§ EXTRACTED INFORMATION
──────

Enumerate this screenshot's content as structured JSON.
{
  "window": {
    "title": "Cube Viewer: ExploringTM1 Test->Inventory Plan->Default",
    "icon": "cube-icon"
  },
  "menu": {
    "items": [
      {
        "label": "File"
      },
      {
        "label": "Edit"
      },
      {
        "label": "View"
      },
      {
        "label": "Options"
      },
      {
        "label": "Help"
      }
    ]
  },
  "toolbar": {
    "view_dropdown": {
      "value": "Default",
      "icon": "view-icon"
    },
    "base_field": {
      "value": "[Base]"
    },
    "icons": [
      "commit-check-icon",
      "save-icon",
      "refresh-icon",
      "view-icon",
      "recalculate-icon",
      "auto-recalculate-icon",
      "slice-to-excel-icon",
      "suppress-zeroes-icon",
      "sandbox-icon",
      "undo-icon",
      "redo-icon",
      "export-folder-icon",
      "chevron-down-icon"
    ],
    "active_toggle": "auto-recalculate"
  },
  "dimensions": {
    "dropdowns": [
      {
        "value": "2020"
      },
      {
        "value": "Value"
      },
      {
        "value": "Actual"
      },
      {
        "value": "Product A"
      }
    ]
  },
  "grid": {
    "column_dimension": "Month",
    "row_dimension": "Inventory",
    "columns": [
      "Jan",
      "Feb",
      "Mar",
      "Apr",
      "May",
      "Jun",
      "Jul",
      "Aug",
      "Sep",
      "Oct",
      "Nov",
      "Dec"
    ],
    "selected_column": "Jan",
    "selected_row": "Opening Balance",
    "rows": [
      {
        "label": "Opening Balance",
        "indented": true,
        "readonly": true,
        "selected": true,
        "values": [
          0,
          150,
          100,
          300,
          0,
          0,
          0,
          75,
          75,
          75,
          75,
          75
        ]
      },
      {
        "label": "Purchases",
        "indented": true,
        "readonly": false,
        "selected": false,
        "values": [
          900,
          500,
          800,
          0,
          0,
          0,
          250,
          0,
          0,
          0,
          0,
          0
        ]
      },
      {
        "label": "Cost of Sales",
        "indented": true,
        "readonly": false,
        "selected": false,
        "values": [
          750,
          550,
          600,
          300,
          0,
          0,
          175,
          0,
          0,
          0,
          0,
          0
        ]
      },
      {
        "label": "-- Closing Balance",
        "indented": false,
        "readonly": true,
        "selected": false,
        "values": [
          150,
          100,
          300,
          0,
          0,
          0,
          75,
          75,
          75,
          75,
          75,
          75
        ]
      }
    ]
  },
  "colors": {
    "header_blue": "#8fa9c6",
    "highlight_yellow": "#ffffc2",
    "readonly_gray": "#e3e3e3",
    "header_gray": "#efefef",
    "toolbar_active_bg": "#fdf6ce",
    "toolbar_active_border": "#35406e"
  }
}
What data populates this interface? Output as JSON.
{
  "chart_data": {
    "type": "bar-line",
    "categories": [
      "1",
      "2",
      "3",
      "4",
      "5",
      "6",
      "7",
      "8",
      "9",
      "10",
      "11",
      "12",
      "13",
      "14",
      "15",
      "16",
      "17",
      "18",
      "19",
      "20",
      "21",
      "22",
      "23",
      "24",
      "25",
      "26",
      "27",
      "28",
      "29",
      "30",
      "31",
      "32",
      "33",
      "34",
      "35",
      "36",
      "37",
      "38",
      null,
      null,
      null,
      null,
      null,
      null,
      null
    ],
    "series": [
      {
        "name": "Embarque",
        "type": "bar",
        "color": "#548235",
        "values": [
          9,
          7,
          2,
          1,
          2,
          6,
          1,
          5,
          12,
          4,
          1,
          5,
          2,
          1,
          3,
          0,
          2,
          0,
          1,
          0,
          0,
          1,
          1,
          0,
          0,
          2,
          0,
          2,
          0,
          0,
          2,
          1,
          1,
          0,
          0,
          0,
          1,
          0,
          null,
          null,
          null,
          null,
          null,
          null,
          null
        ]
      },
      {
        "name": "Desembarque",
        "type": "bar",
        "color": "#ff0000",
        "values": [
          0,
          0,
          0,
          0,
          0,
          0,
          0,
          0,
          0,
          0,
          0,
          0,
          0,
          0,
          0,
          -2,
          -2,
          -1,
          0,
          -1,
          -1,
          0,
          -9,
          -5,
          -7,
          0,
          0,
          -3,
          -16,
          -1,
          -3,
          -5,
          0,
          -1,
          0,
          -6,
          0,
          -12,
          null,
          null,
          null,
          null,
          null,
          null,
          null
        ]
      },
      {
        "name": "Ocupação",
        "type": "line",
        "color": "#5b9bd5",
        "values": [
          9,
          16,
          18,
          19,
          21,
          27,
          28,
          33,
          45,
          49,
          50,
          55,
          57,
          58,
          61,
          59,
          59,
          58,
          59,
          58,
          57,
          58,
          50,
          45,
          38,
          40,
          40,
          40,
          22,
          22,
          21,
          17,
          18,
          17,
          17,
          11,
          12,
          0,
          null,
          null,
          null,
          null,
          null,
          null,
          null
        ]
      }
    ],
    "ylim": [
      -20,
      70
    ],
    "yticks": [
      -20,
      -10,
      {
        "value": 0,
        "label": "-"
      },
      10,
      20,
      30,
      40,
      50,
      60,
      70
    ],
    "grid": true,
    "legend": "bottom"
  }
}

──────

§ WRITTEN REQUEST
Which lines in the data above contain "Opening"? Show each one.

§ WRITTEN SOLUTION
    "selected_row": "Opening Balance",
        "label": "Opening Balance",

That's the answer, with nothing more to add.